▸ **Task to complete**: State how many lines of the records contain the string "xlabel", and give no other information.

______________________________

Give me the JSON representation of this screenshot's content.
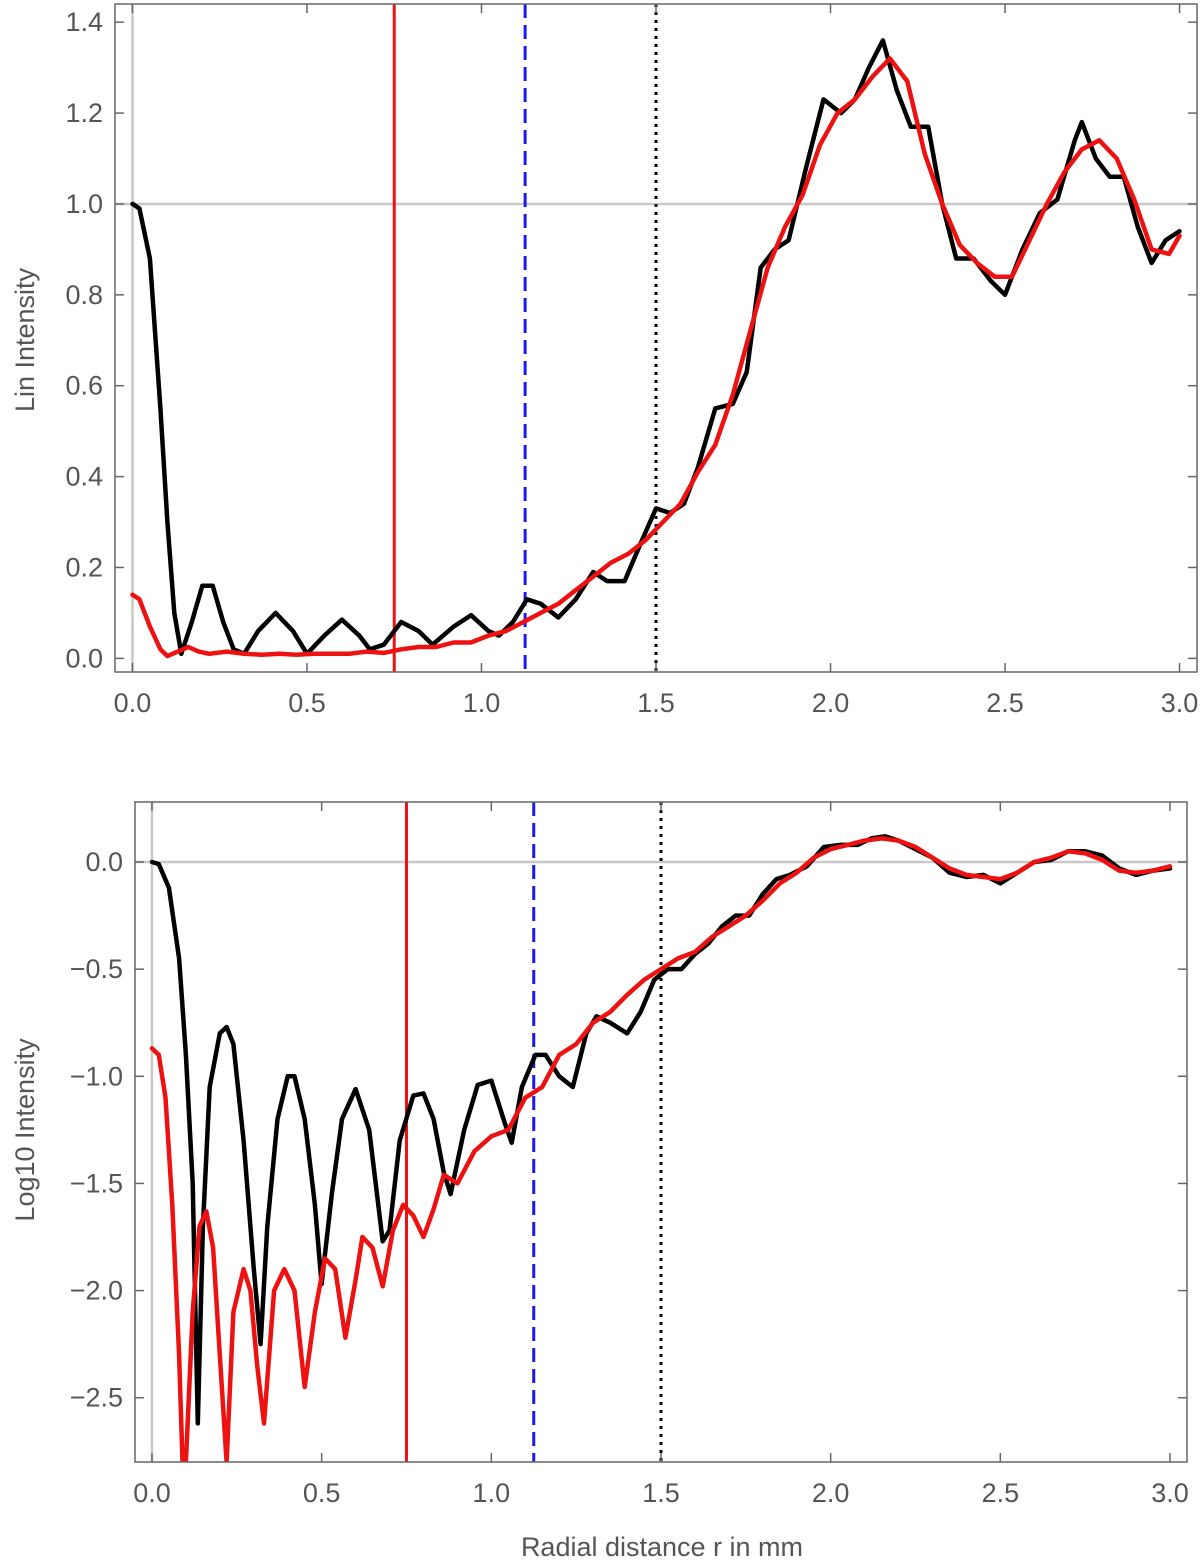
{
  "chart_data": [
    {
      "type": "line",
      "ylabel": "Lin Intensity",
      "xlabel": "",
      "xlim": [
        -0.05,
        3.05
      ],
      "ylim": [
        -0.03,
        1.44
      ],
      "x_ticks": [
        0,
        0.5,
        1,
        1.5,
        2,
        2.5,
        3
      ],
      "x_tick_labels": [
        "0.0",
        "0.5",
        "1.0",
        "1.5",
        "2.0",
        "2.5",
        "3.0"
      ],
      "y_ticks": [
        0,
        0.2,
        0.4,
        0.6,
        0.8,
        1.0,
        1.2,
        1.4
      ],
      "y_tick_labels": [
        "0.0",
        "0.2",
        "0.4",
        "0.6",
        "0.8",
        "1.0",
        "1.2",
        "1.4"
      ],
      "reference_lines": {
        "horizontal": 1.0,
        "vertical": 0
      },
      "markers": [
        {
          "x": 0.75,
          "style": "solid",
          "color": "#ee1111"
        },
        {
          "x": 1.125,
          "style": "dashed",
          "color": "#1a1aee"
        },
        {
          "x": 1.5,
          "style": "dotted",
          "color": "#000000"
        }
      ],
      "series": [
        {
          "color": "#000000",
          "x": [
            0,
            0.02,
            0.05,
            0.08,
            0.1,
            0.12,
            0.14,
            0.17,
            0.2,
            0.23,
            0.26,
            0.29,
            0.32,
            0.36,
            0.41,
            0.46,
            0.5,
            0.55,
            0.6,
            0.65,
            0.68,
            0.72,
            0.77,
            0.82,
            0.86,
            0.92,
            0.97,
            1.02,
            1.05,
            1.09,
            1.13,
            1.17,
            1.22,
            1.27,
            1.32,
            1.36,
            1.41,
            1.46,
            1.5,
            1.54,
            1.58,
            1.62,
            1.67,
            1.72,
            1.76,
            1.8,
            1.84,
            1.88,
            1.93,
            1.98,
            2.03,
            2.07,
            2.11,
            2.15,
            2.19,
            2.23,
            2.28,
            2.32,
            2.36,
            2.41,
            2.46,
            2.5,
            2.55,
            2.6,
            2.65,
            2.7,
            2.72,
            2.76,
            2.8,
            2.84,
            2.88,
            2.92,
            2.96,
            3.0
          ],
          "y": [
            1.0,
            0.99,
            0.88,
            0.55,
            0.3,
            0.1,
            0.01,
            0.08,
            0.16,
            0.16,
            0.08,
            0.02,
            0.01,
            0.06,
            0.1,
            0.06,
            0.01,
            0.05,
            0.085,
            0.05,
            0.02,
            0.03,
            0.08,
            0.06,
            0.03,
            0.07,
            0.095,
            0.06,
            0.05,
            0.08,
            0.13,
            0.12,
            0.09,
            0.13,
            0.19,
            0.17,
            0.17,
            0.26,
            0.33,
            0.32,
            0.34,
            0.42,
            0.55,
            0.56,
            0.63,
            0.86,
            0.9,
            0.92,
            1.08,
            1.23,
            1.2,
            1.23,
            1.3,
            1.36,
            1.25,
            1.17,
            1.17,
            1.0,
            0.88,
            0.88,
            0.83,
            0.8,
            0.9,
            0.98,
            1.01,
            1.14,
            1.18,
            1.1,
            1.06,
            1.06,
            0.95,
            0.87,
            0.92,
            0.94
          ]
        },
        {
          "color": "#ee1111",
          "x": [
            0,
            0.02,
            0.05,
            0.08,
            0.1,
            0.13,
            0.16,
            0.19,
            0.22,
            0.27,
            0.32,
            0.37,
            0.42,
            0.47,
            0.52,
            0.57,
            0.62,
            0.67,
            0.72,
            0.77,
            0.82,
            0.87,
            0.92,
            0.97,
            1.02,
            1.07,
            1.12,
            1.17,
            1.22,
            1.27,
            1.32,
            1.37,
            1.42,
            1.47,
            1.52,
            1.57,
            1.62,
            1.67,
            1.72,
            1.77,
            1.82,
            1.87,
            1.92,
            1.97,
            2.02,
            2.07,
            2.12,
            2.17,
            2.22,
            2.27,
            2.32,
            2.37,
            2.42,
            2.47,
            2.52,
            2.57,
            2.62,
            2.67,
            2.72,
            2.77,
            2.82,
            2.87,
            2.92,
            2.97,
            3.0
          ],
          "y": [
            0.14,
            0.13,
            0.07,
            0.02,
            0.005,
            0.015,
            0.025,
            0.015,
            0.01,
            0.015,
            0.01,
            0.008,
            0.01,
            0.008,
            0.01,
            0.01,
            0.01,
            0.015,
            0.012,
            0.02,
            0.025,
            0.025,
            0.035,
            0.035,
            0.05,
            0.06,
            0.08,
            0.1,
            0.12,
            0.15,
            0.18,
            0.21,
            0.23,
            0.26,
            0.3,
            0.34,
            0.41,
            0.47,
            0.58,
            0.72,
            0.86,
            0.95,
            1.02,
            1.13,
            1.2,
            1.23,
            1.28,
            1.32,
            1.27,
            1.11,
            1.0,
            0.91,
            0.87,
            0.84,
            0.84,
            0.92,
            1.0,
            1.07,
            1.12,
            1.14,
            1.1,
            1.01,
            0.9,
            0.89,
            0.93
          ]
        }
      ]
    },
    {
      "type": "line",
      "ylabel": "Log10 Intensity",
      "xlabel": "Radial distance r in mm",
      "xlim": [
        -0.05,
        3.05
      ],
      "ylim": [
        -2.8,
        0.28
      ],
      "x_ticks": [
        0,
        0.5,
        1,
        1.5,
        2,
        2.5,
        3
      ],
      "x_tick_labels": [
        "0.0",
        "0.5",
        "1.0",
        "1.5",
        "2.0",
        "2.5",
        "3.0"
      ],
      "y_ticks": [
        0,
        -0.5,
        -1,
        -1.5,
        -2,
        -2.5
      ],
      "y_tick_labels": [
        "0.0",
        "−0.5",
        "−1.0",
        "−1.5",
        "−2.0",
        "−2.5"
      ],
      "reference_lines": {
        "horizontal": 0.0,
        "vertical": 0
      },
      "markers": [
        {
          "x": 0.75,
          "style": "solid",
          "color": "#ee1111"
        },
        {
          "x": 1.125,
          "style": "dashed",
          "color": "#1a1aee"
        },
        {
          "x": 1.5,
          "style": "dotted",
          "color": "#000000"
        }
      ],
      "series": [
        {
          "color": "#000000",
          "x": [
            0,
            0.02,
            0.05,
            0.08,
            0.1,
            0.12,
            0.135,
            0.15,
            0.17,
            0.2,
            0.22,
            0.24,
            0.27,
            0.3,
            0.32,
            0.34,
            0.37,
            0.4,
            0.42,
            0.45,
            0.48,
            0.5,
            0.53,
            0.56,
            0.6,
            0.64,
            0.68,
            0.7,
            0.73,
            0.77,
            0.8,
            0.83,
            0.86,
            0.88,
            0.92,
            0.96,
            1.0,
            1.04,
            1.06,
            1.09,
            1.13,
            1.16,
            1.2,
            1.24,
            1.28,
            1.31,
            1.35,
            1.4,
            1.44,
            1.48,
            1.52,
            1.56,
            1.6,
            1.64,
            1.68,
            1.72,
            1.76,
            1.8,
            1.84,
            1.88,
            1.93,
            1.98,
            2.03,
            2.08,
            2.12,
            2.16,
            2.2,
            2.25,
            2.3,
            2.35,
            2.4,
            2.45,
            2.5,
            2.55,
            2.6,
            2.65,
            2.7,
            2.75,
            2.8,
            2.85,
            2.9,
            2.95,
            3.0
          ],
          "y": [
            0.0,
            -0.01,
            -0.12,
            -0.45,
            -0.9,
            -1.5,
            -2.62,
            -1.7,
            -1.05,
            -0.8,
            -0.77,
            -0.85,
            -1.3,
            -1.9,
            -2.25,
            -1.7,
            -1.2,
            -1.0,
            -1.0,
            -1.2,
            -1.6,
            -1.97,
            -1.55,
            -1.2,
            -1.06,
            -1.25,
            -1.77,
            -1.72,
            -1.3,
            -1.09,
            -1.08,
            -1.2,
            -1.45,
            -1.55,
            -1.25,
            -1.04,
            -1.02,
            -1.22,
            -1.31,
            -1.05,
            -0.9,
            -0.9,
            -1.0,
            -1.05,
            -0.8,
            -0.72,
            -0.75,
            -0.8,
            -0.7,
            -0.55,
            -0.5,
            -0.5,
            -0.43,
            -0.38,
            -0.3,
            -0.25,
            -0.25,
            -0.15,
            -0.08,
            -0.06,
            -0.02,
            0.07,
            0.08,
            0.08,
            0.11,
            0.12,
            0.1,
            0.06,
            0.02,
            -0.05,
            -0.07,
            -0.06,
            -0.1,
            -0.05,
            0.0,
            0.01,
            0.05,
            0.05,
            0.03,
            -0.03,
            -0.06,
            -0.04,
            -0.03
          ]
        },
        {
          "color": "#ee1111",
          "x": [
            0,
            0.02,
            0.04,
            0.06,
            0.08,
            0.09,
            0.1,
            0.12,
            0.14,
            0.16,
            0.18,
            0.2,
            0.22,
            0.24,
            0.27,
            0.29,
            0.31,
            0.33,
            0.36,
            0.39,
            0.42,
            0.45,
            0.48,
            0.51,
            0.54,
            0.57,
            0.6,
            0.62,
            0.65,
            0.68,
            0.71,
            0.74,
            0.77,
            0.8,
            0.83,
            0.86,
            0.9,
            0.95,
            1.0,
            1.05,
            1.1,
            1.15,
            1.2,
            1.25,
            1.3,
            1.35,
            1.4,
            1.45,
            1.5,
            1.55,
            1.6,
            1.65,
            1.7,
            1.75,
            1.8,
            1.85,
            1.9,
            1.95,
            2.0,
            2.05,
            2.1,
            2.15,
            2.2,
            2.25,
            2.3,
            2.35,
            2.4,
            2.45,
            2.5,
            2.55,
            2.6,
            2.65,
            2.7,
            2.75,
            2.8,
            2.85,
            2.9,
            2.95,
            3.0
          ],
          "y": [
            -0.87,
            -0.9,
            -1.1,
            -1.6,
            -2.3,
            -2.8,
            -2.8,
            -2.1,
            -1.7,
            -1.63,
            -1.8,
            -2.3,
            -2.8,
            -2.1,
            -1.9,
            -2.0,
            -2.35,
            -2.62,
            -2.0,
            -1.9,
            -2.0,
            -2.45,
            -2.1,
            -1.85,
            -1.9,
            -2.22,
            -1.95,
            -1.75,
            -1.8,
            -1.98,
            -1.72,
            -1.6,
            -1.65,
            -1.75,
            -1.62,
            -1.46,
            -1.5,
            -1.35,
            -1.28,
            -1.25,
            -1.1,
            -1.05,
            -0.9,
            -0.85,
            -0.75,
            -0.7,
            -0.62,
            -0.55,
            -0.5,
            -0.45,
            -0.42,
            -0.35,
            -0.3,
            -0.25,
            -0.18,
            -0.1,
            -0.05,
            0.02,
            0.06,
            0.08,
            0.1,
            0.11,
            0.1,
            0.07,
            0.02,
            -0.03,
            -0.06,
            -0.07,
            -0.08,
            -0.05,
            0.0,
            0.02,
            0.05,
            0.04,
            0.01,
            -0.04,
            -0.05,
            -0.04,
            -0.02
          ]
        }
      ]
    }
  ]
}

______________________________

▸ **Full output**: 2